(Saved entries)
——————————

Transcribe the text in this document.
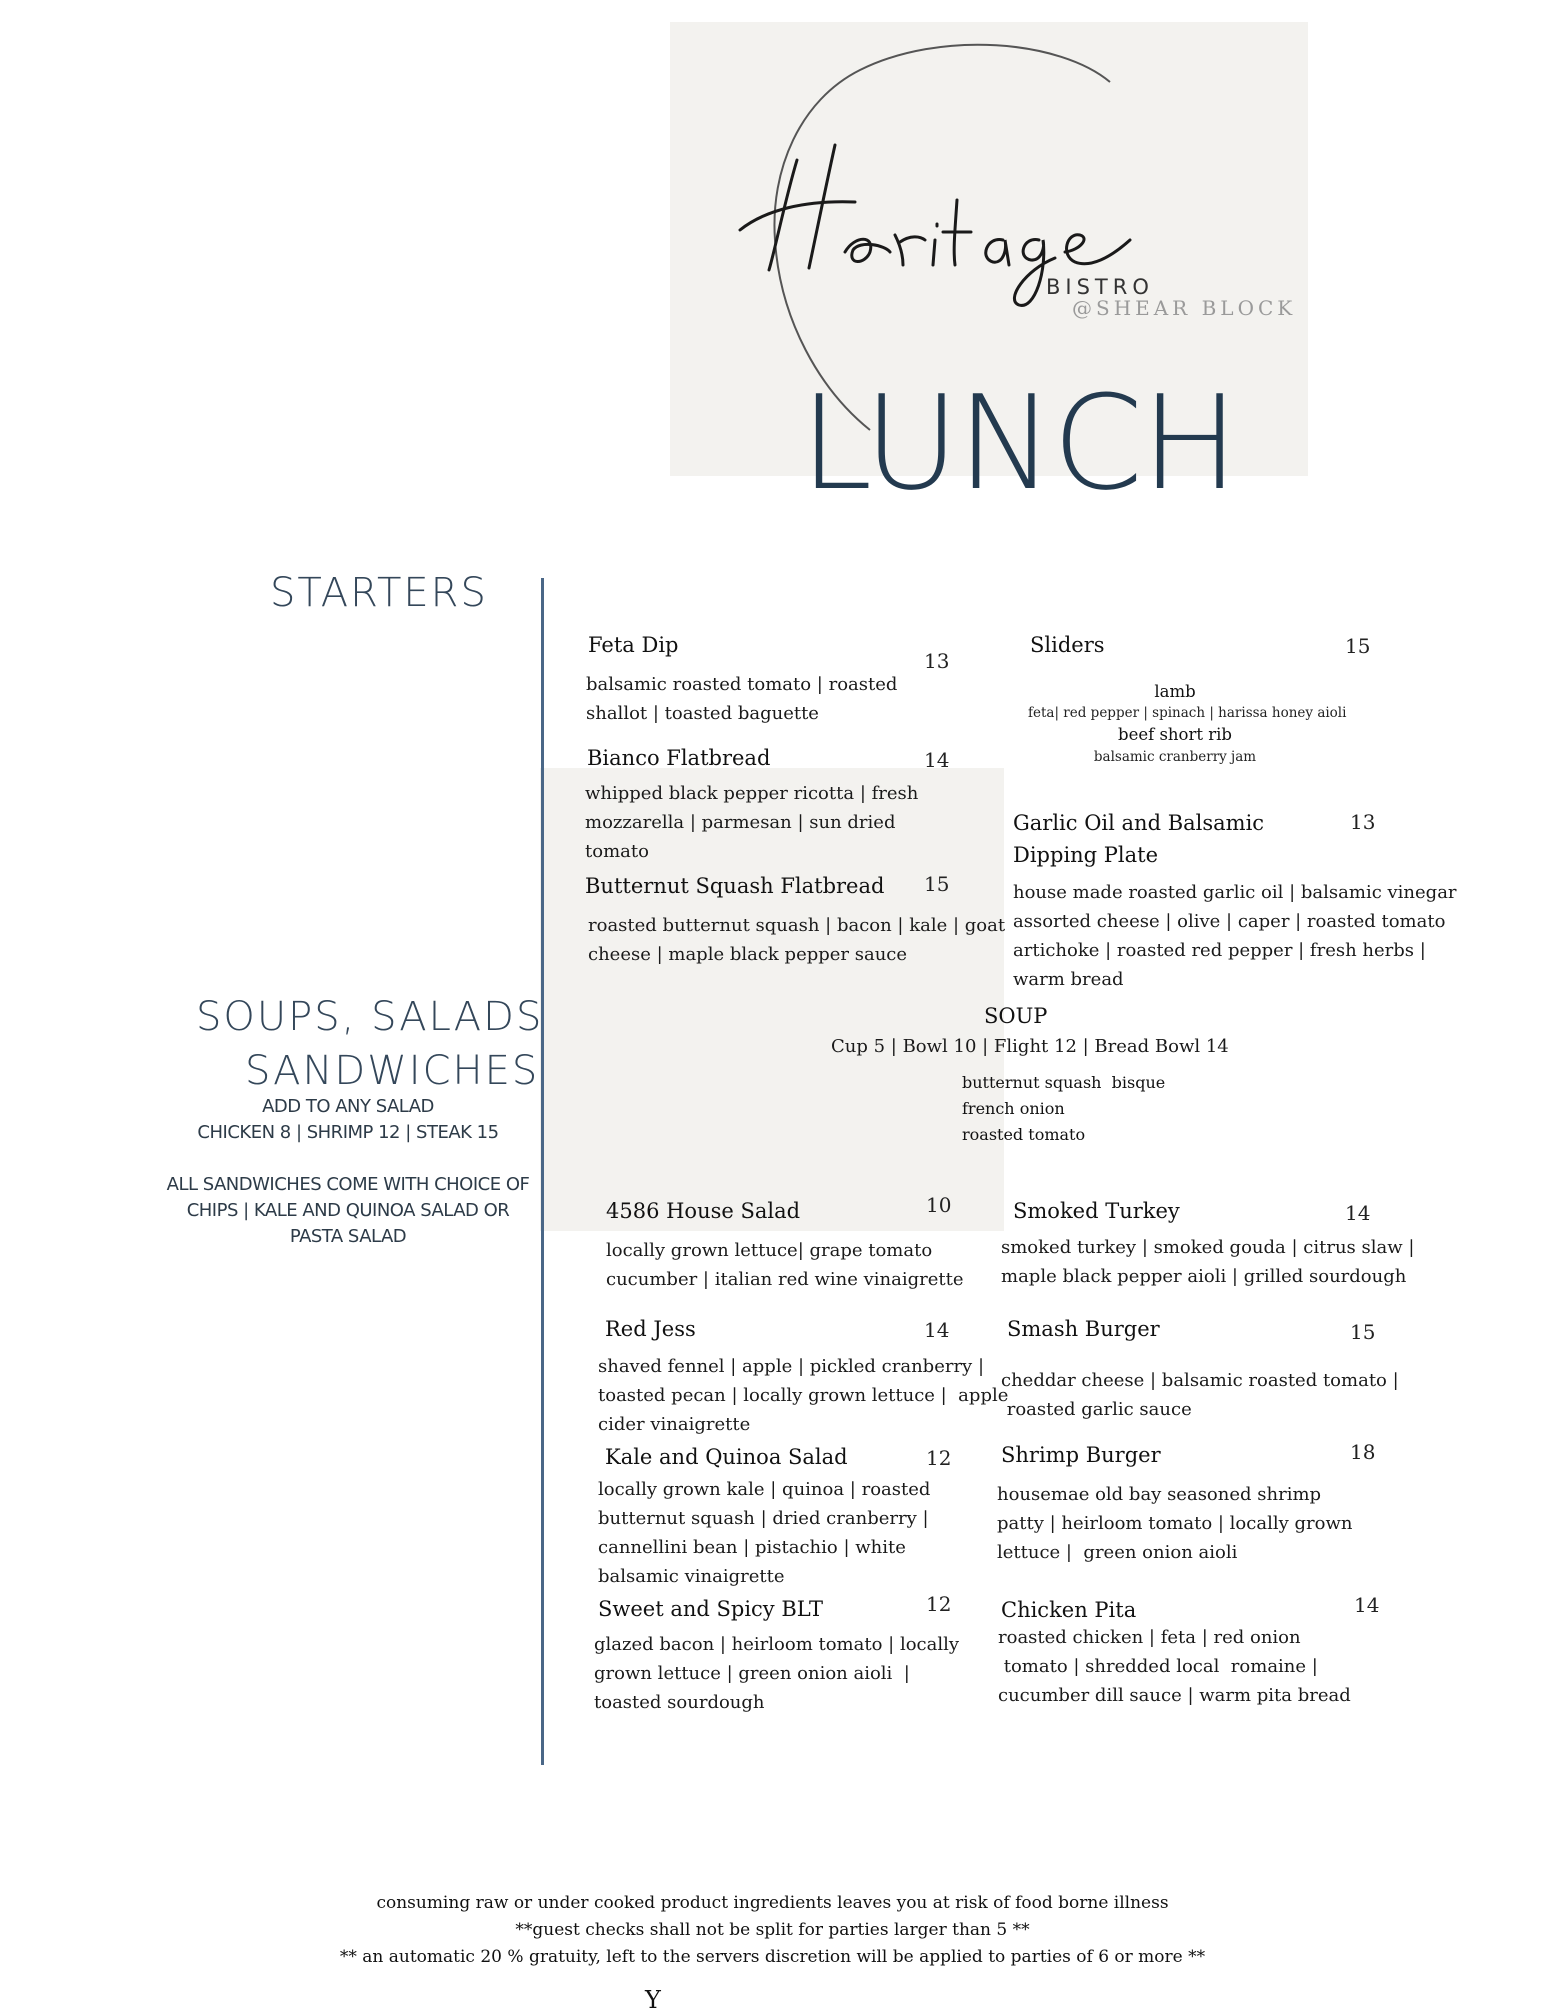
BISTRO
@SHEAR BLOCK
LUNCH
STARTERS
SOUPS, SALADS
SANDWICHES
ADD TO ANY SALAD
CHICKEN 8 | SHRIMP 12 | STEAK 15
ALL SANDWICHES COME WITH CHOICE OF
CHIPS | KALE AND QUINOA SALAD OR
PASTA SALAD
Feta Dip
13
balsamic roasted tomato | roasted
shallot | toasted baguette
Bianco Flatbread	14
whipped black pepper ricotta | fresh
mozzarella | parmesan | sun dried
tomato
Butternut Squash Flatbread 15
roasted butternut squash | bacon | kale | goat
cheese | maple black pepper sauce
Sliders	15
lamb
feta| red pepper | spinach | harissa honey aioli
beef short rib
balsamic cranberry jam
Garlic Oil and Balsamic
Dipping Plate
13
house made roasted garlic oil | balsamic vinegar
assorted cheese | olive | caper | roasted tomato
artichoke | roasted red pepper | fresh herbs |
warm bread
SOUP
Cup 5 | Bowl 10 | Flight 12 | Bread Bowl 14
butternut squash  bisque
french onion
roasted tomato
4586 House Salad	10
locally grown lettuce| grape tomato
cucumber | italian red wine vinaigrette
Red Jess	14
shaved fennel | apple | pickled cranberry |
toasted pecan | locally grown lettuce |  apple
cider vinaigrette
Kale and Quinoa Salad	12
locally grown kale | quinoa | roasted
butternut squash | dried cranberry |
cannellini bean | pistachio | white
balsamic vinaigrette
Sweet and Spicy BLT	12
glazed bacon | heirloom tomato | locally
grown lettuce | green onion aioli  |
toasted sourdough
Smoked Turkey	14
smoked turkey | smoked gouda | citrus slaw |
maple black pepper aioli | grilled sourdough
Smash Burger	15
cheddar cheese | balsamic roasted tomato |
roasted garlic sauce
Shrimp Burger	18
housemae old bay seasoned shrimp
patty | heirloom tomato | locally grown
lettuce |  green onion aioli
Chicken Pita	14
roasted chicken | feta | red onion
tomato | shredded local  romaine |
cucumber dill sauce | warm pita bread
consuming raw or under cooked product ingredients leaves you at risk of food borne illness
**guest checks shall not be split for parties larger than 5 **
** an automatic 20 % gratuity, left to the servers discretion will be applied to parties of 6 or more **
Y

——————————

Task to complete: List the lines of the records where "Flatbread" occurs.

Task answer:
Bianco Flatbread	14
Butternut Squash Flatbread 15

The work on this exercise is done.